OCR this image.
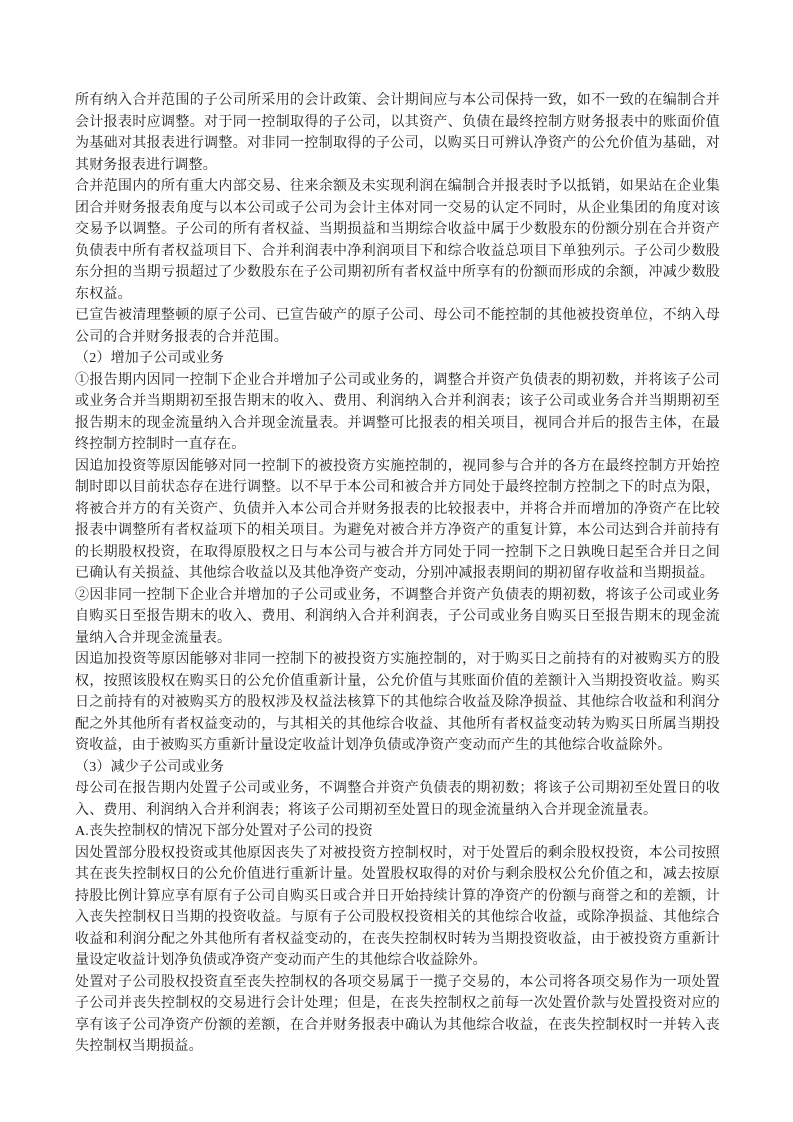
所有纳入合并范围的子公司所采用的会计政策、会计期间应与本公司保持一致，如不一致的在编制合并会计报表时应调整。对于同一控制取得的子公司，以其资产、负债在最终控制方财务报表中的账面价值为基础对其报表进行调整。对非同一控制取得的子公司，以购买日可辨认净资产的公允价值为基础，对其财务报表进行调整。

合并范围内的所有重大内部交易、往来余额及未实现利润在编制合并报表时予以抵销，如果站在企业集团合并财务报表角度与以本公司或子公司为会计主体对同一交易的认定不同时，从企业集团的角度对该交易予以调整。子公司的所有者权益、当期损益和当期综合收益中属于少数股东的份额分别在合并资产负债表中所有者权益项目下、合并利润表中净利润项目下和综合收益总项目下单独列示。子公司少数股东分担的当期亏损超过了少数股东在子公司期初所有者权益中所享有的份额而形成的余额，冲减少数股东权益。

已宣告被清理整顿的原子公司、已宣告破产的原子公司、母公司不能控制的其他被投资单位，不纳入母公司的合并财务报表的合并范围。

（2）增加子公司或业务

①报告期内因同一控制下企业合并增加子公司或业务的，调整合并资产负债表的期初数，并将该子公司或业务合并当期期初至报告期末的收入、费用、利润纳入合并利润表；该子公司或业务合并当期期初至报告期末的现金流量纳入合并现金流量表。并调整可比报表的相关项目，视同合并后的报告主体，在最终控制方控制时一直存在。

因追加投资等原因能够对同一控制下的被投资方实施控制的，视同参与合并的各方在最终控制方开始控制时即以目前状态存在进行调整。以不早于本公司和被合并方同处于最终控制方控制之下的时点为限，将被合并方的有关资产、负债并入本公司合并财务报表的比较报表中，并将合并而增加的净资产在比较报表中调整所有者权益项下的相关项目。为避免对被合并方净资产的重复计算，本公司达到合并前持有的长期股权投资，在取得原股权之日与本公司与被合并方同处于同一控制下之日孰晚日起至合并日之间已确认有关损益、其他综合收益以及其他净资产变动，分别冲减报表期间的期初留存收益和当期损益。

②因非同一控制下企业合并增加的子公司或业务，不调整合并资产负债表的期初数，将该子公司或业务自购买日至报告期末的收入、费用、利润纳入合并利润表，子公司或业务自购买日至报告期末的现金流量纳入合并现金流量表。

因追加投资等原因能够对非同一控制下的被投资方实施控制的，对于购买日之前持有的对被购买方的股权，按照该股权在购买日的公允价值重新计量，公允价值与其账面价值的差额计入当期投资收益。购买日之前持有的对被购买方的股权涉及权益法核算下的其他综合收益及除净损益、其他综合收益和利润分配之外其他所有者权益变动的，与其相关的其他综合收益、其他所有者权益变动转为购买日所属当期投资收益，由于被购买方重新计量设定收益计划净负债或净资产变动而产生的其他综合收益除外。

（3）减少子公司或业务

母公司在报告期内处置子公司或业务，不调整合并资产负债表的期初数；将该子公司期初至处置日的收入、费用、利润纳入合并利润表；将该子公司期初至处置日的现金流量纳入合并现金流量表。

A.丧失控制权的情况下部分处置对子公司的投资

因处置部分股权投资或其他原因丧失了对被投资方控制权时，对于处置后的剩余股权投资，本公司按照其在丧失控制权日的公允价值进行重新计量。处置股权取得的对价与剩余股权公允价值之和，减去按原持股比例计算应享有原有子公司自购买日或合并日开始持续计算的净资产的份额与商誉之和的差额，计入丧失控制权日当期的投资收益。与原有子公司股权投资相关的其他综合收益，或除净损益、其他综合收益和利润分配之外其他所有者权益变动的，在丧失控制权时转为当期投资收益，由于被投资方重新计量设定收益计划净负债或净资产变动而产生的其他综合收益除外。

处置对子公司股权投资直至丧失控制权的各项交易属于一揽子交易的，本公司将各项交易作为一项处置子公司并丧失控制权的交易进行会计处理；但是，在丧失控制权之前每一次处置价款与处置投资对应的享有该子公司净资产份额的差额，在合并财务报表中确认为其他综合收益，在丧失控制权时一并转入丧失控制权当期损益。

## WHAT YOU ARE ASKED TO DO
What is the number of lines in the data that hold the word "不调整合并资产负债表的期初数"? Reply with that number and nothing else.

## RESPONSE
2